(Items from a data source)
++++++++

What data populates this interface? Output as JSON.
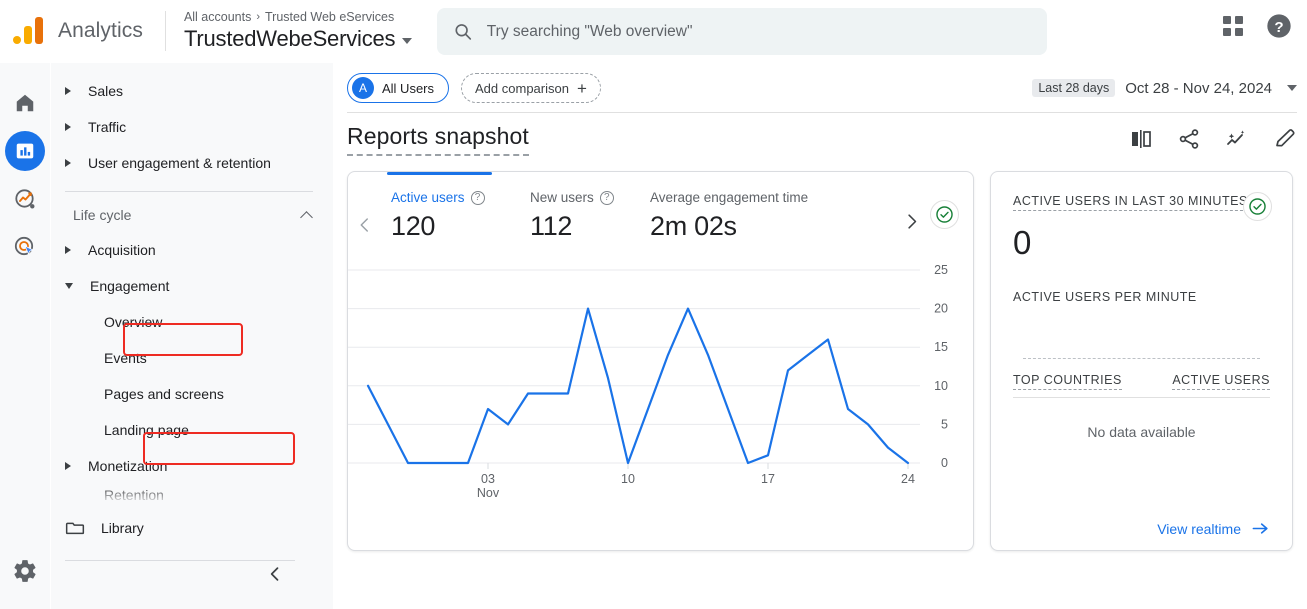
{
  "header": {
    "brand": "Analytics",
    "breadcrumb_all": "All accounts",
    "breadcrumb_sep": "›",
    "breadcrumb_account": "Trusted Web eServices",
    "property": "TrustedWebeServices",
    "search_placeholder": "Try searching \"Web overview\"",
    "apps_icon": "apps-grid-icon",
    "help_icon": "help-question-icon",
    "logo_icon": "google-analytics-logo"
  },
  "rail": {
    "items": [
      {
        "name": "home-icon",
        "label": "Home",
        "active": false
      },
      {
        "name": "reports-bar-chart-icon",
        "label": "Reports",
        "active": true
      },
      {
        "name": "explore-icon",
        "label": "Explore",
        "active": false
      },
      {
        "name": "advertising-target-icon",
        "label": "Advertising",
        "active": false
      }
    ],
    "settings_icon": "gear-icon"
  },
  "sidebar": {
    "top_items": [
      {
        "label": "Sales",
        "expanded": false
      },
      {
        "label": "Traffic",
        "expanded": false
      },
      {
        "label": "User engagement & retention",
        "expanded": false
      }
    ],
    "section_label": "Life cycle",
    "section_collapse_icon": "chevron-up-icon",
    "lifecycle_items": [
      {
        "label": "Acquisition",
        "expanded": false,
        "highlighted": false
      },
      {
        "label": "Engagement",
        "expanded": true,
        "highlighted": true
      }
    ],
    "engagement_children": [
      {
        "label": "Overview",
        "highlighted": false
      },
      {
        "label": "Events",
        "highlighted": false
      },
      {
        "label": "Pages and screens",
        "highlighted": true
      },
      {
        "label": "Landing page",
        "highlighted": false
      }
    ],
    "monetization": {
      "label": "Monetization",
      "expanded": false
    },
    "retention": {
      "label": "Retention"
    },
    "library": {
      "label": "Library",
      "icon": "folder-icon"
    },
    "collapse_icon": "chevron-left-icon",
    "highlight_color": "#ee2b22"
  },
  "main": {
    "comparison": {
      "all_users_label": "All Users",
      "all_users_avatar": "A",
      "add_comparison_label": "Add comparison",
      "add_icon": "plus-icon"
    },
    "date_range": {
      "preset": "Last 28 days",
      "range": "Oct 28 - Nov 24, 2024",
      "dropdown_icon": "caret-down-icon"
    },
    "page_title": "Reports snapshot",
    "title_icons": [
      {
        "name": "compare-split-icon"
      },
      {
        "name": "share-icon"
      },
      {
        "name": "insights-sparkle-icon"
      },
      {
        "name": "edit-pencil-icon"
      }
    ],
    "metric_card": {
      "prev_icon": "chevron-left-icon",
      "next_icon": "chevron-right-icon",
      "status_icon": "check-circle-icon",
      "status_color": "#188038",
      "metrics": [
        {
          "label": "Active users",
          "value": "120",
          "selected": true,
          "help_icon": "help-circle-icon"
        },
        {
          "label": "New users",
          "value": "112",
          "selected": false,
          "help_icon": "help-circle-icon"
        },
        {
          "label": "Average engagement time",
          "value": "2m 02s",
          "selected": false,
          "help_icon": ""
        }
      ]
    },
    "realtime_card": {
      "title": "ACTIVE USERS IN LAST 30 MINUTES",
      "value": "0",
      "per_minute_label": "ACTIVE USERS PER MINUTE",
      "status_icon": "check-circle-icon",
      "col_country": "TOP COUNTRIES",
      "col_users": "ACTIVE USERS",
      "no_data": "No data available",
      "view_realtime": "View realtime",
      "view_realtime_icon": "arrow-right-icon"
    }
  },
  "chart_data": {
    "type": "line",
    "title": "Active users",
    "xlabel": "",
    "ylabel": "",
    "ylim": [
      0,
      25
    ],
    "yticks": [
      0,
      5,
      10,
      15,
      20,
      25
    ],
    "grid": true,
    "legend": false,
    "line_color": "#1a73e8",
    "xticks": [
      {
        "index": 6,
        "label": "03",
        "sublabel": "Nov"
      },
      {
        "index": 13,
        "label": "10",
        "sublabel": ""
      },
      {
        "index": 20,
        "label": "17",
        "sublabel": ""
      },
      {
        "index": 27,
        "label": "24",
        "sublabel": ""
      }
    ],
    "x": [
      "Oct 28",
      "Oct 29",
      "Oct 30",
      "Oct 31",
      "Nov 01",
      "Nov 02",
      "Nov 03",
      "Nov 04",
      "Nov 05",
      "Nov 06",
      "Nov 07",
      "Nov 08",
      "Nov 09",
      "Nov 10",
      "Nov 11",
      "Nov 12",
      "Nov 13",
      "Nov 14",
      "Nov 15",
      "Nov 16",
      "Nov 17",
      "Nov 18",
      "Nov 19",
      "Nov 20",
      "Nov 21",
      "Nov 22",
      "Nov 23",
      "Nov 24"
    ],
    "values": [
      10,
      5,
      0,
      0,
      0,
      0,
      7,
      5,
      9,
      9,
      9,
      20,
      11,
      0,
      7,
      14,
      20,
      14,
      7,
      0,
      1,
      12,
      14,
      16,
      7,
      5,
      2,
      0
    ]
  }
}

++++++++

EXERCISE AIM - Copy all lines in the listing above where the string "true" appears.

COMPLETE ANSWER -
        "active": true
        "expanded": true,
        "highlighted": true
        "highlighted": true
          "selected": true,
    "grid": true,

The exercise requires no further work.